+++ RECORDS FOR THE EXERCISE

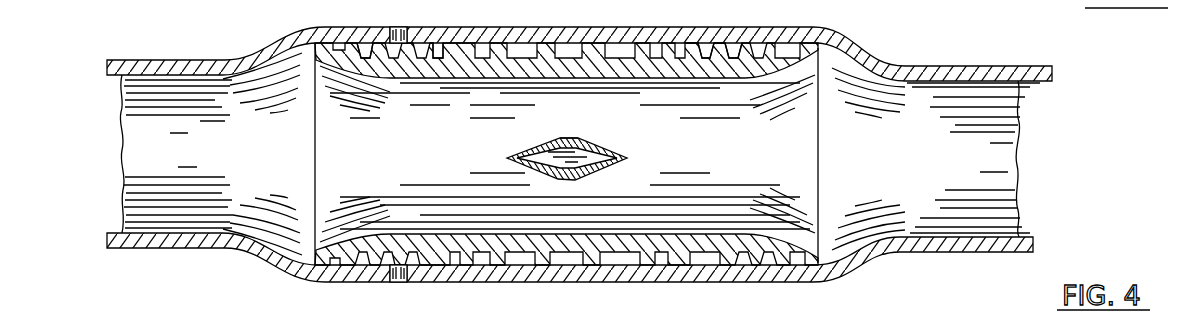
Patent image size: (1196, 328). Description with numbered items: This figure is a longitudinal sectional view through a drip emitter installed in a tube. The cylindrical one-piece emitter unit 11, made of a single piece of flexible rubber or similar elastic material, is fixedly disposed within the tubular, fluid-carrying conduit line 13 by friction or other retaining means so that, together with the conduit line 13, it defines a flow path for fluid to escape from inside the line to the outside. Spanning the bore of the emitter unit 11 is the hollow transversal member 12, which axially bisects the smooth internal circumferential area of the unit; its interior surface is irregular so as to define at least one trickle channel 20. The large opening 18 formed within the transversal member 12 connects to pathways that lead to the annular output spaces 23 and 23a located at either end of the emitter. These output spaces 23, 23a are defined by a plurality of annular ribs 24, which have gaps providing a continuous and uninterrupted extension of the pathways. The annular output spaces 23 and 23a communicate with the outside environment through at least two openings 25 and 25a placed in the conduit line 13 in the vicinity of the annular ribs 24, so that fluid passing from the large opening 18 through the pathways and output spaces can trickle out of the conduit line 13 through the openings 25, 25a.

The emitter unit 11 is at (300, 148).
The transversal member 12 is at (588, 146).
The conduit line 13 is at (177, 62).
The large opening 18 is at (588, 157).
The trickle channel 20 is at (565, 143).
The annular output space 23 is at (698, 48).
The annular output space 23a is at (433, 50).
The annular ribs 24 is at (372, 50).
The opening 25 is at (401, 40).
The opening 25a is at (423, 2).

++++++
+++ RECORDS FOR THE EXERCISE

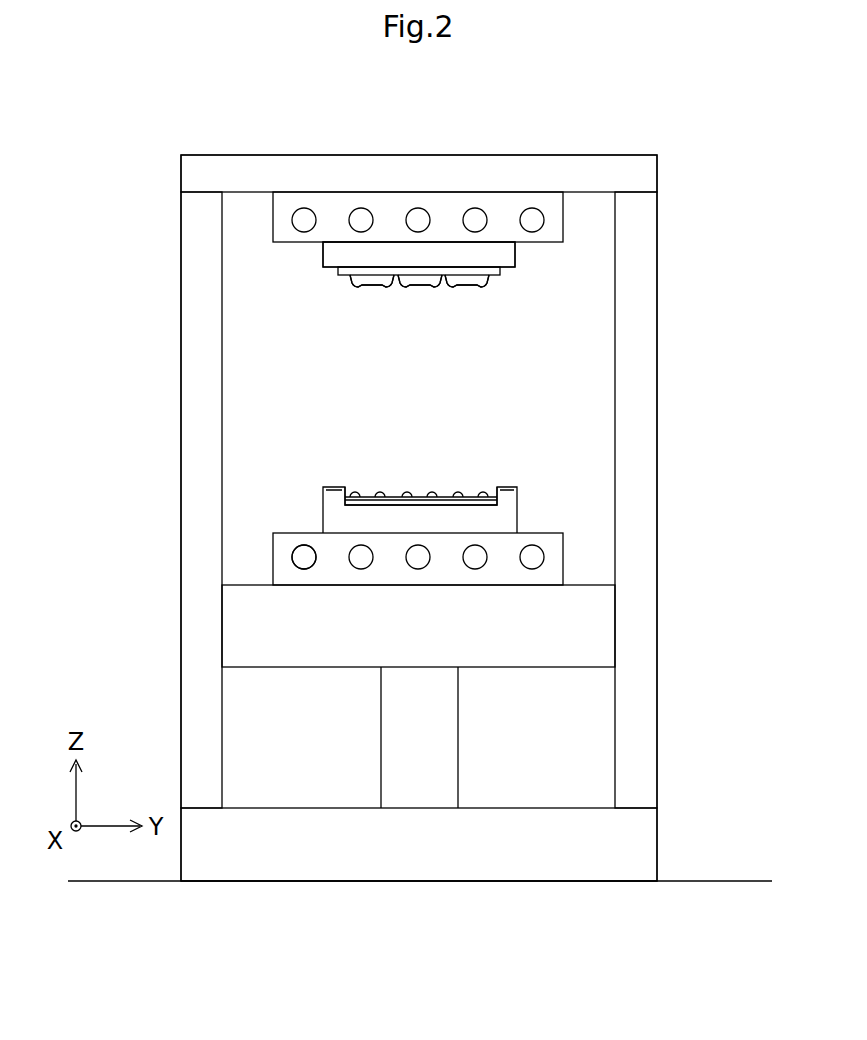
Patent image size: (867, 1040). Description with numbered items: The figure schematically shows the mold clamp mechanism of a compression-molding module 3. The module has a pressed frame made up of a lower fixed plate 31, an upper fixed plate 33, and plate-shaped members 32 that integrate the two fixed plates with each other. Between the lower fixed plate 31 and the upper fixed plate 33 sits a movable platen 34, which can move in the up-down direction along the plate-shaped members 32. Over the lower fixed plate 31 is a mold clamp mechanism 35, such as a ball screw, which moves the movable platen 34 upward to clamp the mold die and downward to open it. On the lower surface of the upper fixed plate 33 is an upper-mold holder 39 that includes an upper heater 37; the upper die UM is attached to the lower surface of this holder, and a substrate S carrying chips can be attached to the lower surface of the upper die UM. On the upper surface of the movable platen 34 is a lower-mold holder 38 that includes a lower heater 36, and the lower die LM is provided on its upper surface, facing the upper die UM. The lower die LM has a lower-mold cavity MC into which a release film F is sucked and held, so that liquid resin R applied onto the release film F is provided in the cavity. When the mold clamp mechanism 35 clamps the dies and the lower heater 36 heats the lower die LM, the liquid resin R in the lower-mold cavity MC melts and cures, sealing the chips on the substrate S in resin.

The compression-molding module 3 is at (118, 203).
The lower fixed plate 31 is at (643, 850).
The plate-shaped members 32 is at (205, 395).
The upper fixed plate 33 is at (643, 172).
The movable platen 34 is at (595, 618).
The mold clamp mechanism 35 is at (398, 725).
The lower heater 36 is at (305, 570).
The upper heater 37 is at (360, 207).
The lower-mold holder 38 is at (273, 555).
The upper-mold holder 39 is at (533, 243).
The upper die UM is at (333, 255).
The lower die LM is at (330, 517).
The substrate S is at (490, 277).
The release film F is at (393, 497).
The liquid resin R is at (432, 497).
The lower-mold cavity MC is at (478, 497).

++++++
+++ RECORDS FOR THE EXERCISE

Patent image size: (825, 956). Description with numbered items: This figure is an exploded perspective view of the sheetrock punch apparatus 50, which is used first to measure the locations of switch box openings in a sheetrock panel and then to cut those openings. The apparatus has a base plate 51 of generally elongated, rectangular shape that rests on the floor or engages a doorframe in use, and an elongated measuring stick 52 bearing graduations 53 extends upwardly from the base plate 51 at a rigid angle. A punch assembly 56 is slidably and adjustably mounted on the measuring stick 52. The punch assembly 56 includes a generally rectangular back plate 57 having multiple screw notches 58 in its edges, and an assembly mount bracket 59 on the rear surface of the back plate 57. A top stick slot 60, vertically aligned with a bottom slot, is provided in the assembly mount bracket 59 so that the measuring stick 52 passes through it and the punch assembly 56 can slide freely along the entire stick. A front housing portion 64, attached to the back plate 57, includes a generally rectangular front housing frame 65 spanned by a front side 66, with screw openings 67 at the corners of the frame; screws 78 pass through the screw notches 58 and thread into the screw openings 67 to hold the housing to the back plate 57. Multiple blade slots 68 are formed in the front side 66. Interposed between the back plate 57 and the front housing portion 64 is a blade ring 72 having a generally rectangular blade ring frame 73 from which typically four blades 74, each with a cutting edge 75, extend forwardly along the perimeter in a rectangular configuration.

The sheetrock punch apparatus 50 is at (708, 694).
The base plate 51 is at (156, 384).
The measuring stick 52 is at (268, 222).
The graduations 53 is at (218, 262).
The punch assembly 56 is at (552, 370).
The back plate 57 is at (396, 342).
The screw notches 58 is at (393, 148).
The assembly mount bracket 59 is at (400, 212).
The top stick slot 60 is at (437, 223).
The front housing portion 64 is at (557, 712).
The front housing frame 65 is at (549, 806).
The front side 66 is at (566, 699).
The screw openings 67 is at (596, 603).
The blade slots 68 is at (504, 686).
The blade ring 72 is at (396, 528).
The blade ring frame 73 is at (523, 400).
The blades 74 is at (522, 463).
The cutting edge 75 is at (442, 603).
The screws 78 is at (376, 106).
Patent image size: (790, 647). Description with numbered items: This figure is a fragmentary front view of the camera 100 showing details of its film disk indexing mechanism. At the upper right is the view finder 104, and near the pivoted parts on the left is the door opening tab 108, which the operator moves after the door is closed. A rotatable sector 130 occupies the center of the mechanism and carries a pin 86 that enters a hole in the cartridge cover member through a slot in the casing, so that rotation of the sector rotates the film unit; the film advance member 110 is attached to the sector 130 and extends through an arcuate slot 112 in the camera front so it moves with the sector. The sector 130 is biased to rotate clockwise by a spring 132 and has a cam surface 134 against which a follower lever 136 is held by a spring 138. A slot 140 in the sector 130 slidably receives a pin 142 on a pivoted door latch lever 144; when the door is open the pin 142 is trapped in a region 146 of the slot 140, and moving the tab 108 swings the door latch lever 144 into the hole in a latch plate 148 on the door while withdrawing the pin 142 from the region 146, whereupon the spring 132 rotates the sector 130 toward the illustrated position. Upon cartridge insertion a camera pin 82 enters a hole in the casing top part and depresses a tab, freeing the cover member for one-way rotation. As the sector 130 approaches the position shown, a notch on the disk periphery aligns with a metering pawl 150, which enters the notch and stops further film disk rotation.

++++++

DIRECTIVE
Edit the lines running from the one that contains "Patent image size: (825, 956)." down to the one that contains "The sheetrock punch apparatus 50 is" by putting "exploded isometric view" in place of "exploded perspective view". Give back only those lines, with everything else left unchanged.

CORRECT RESULT
Patent image size: (825, 956). Description with numbered items: This figure is an exploded isometric view of the sheetrock punch apparatus 50, which is used first to measure the locations of switch box openings in a sheetrock panel and then to cut those openings. The apparatus has a base plate 51 of generally elongated, rectangular shape that rests on the floor or engages a doorframe in use, and an elongated measuring stick 52 bearing graduations 53 extends upwardly from the base plate 51 at a rigid angle. A punch assembly 56 is slidably and adjustably mounted on the measuring stick 52. The punch assembly 56 includes a generally rectangular back plate 57 having multiple screw notches 58 in its edges, and an assembly mount bracket 59 on the rear surface of the back plate 57. A top stick slot 60, vertically aligned with a bottom slot, is provided in the assembly mount bracket 59 so that the measuring stick 52 passes through it and the punch assembly 56 can slide freely along the entire stick. A front housing portion 64, attached to the back plate 57, includes a generally rectangular front housing frame 65 spanned by a front side 66, with screw openings 67 at the corners of the frame; screws 78 pass through the screw notches 58 and thread into the screw openings 67 to hold the housing to the back plate 57. Multiple blade slots 68 are formed in the front side 66. Interposed between the back plate 57 and the front housing portion 64 is a blade ring 72 having a generally rectangular blade ring frame 73 from which typically four blades 74, each with a cutting edge 75, extend forwardly along the perimeter in a rectangular configuration.

The sheetrock punch apparatus 50 is at (708, 694).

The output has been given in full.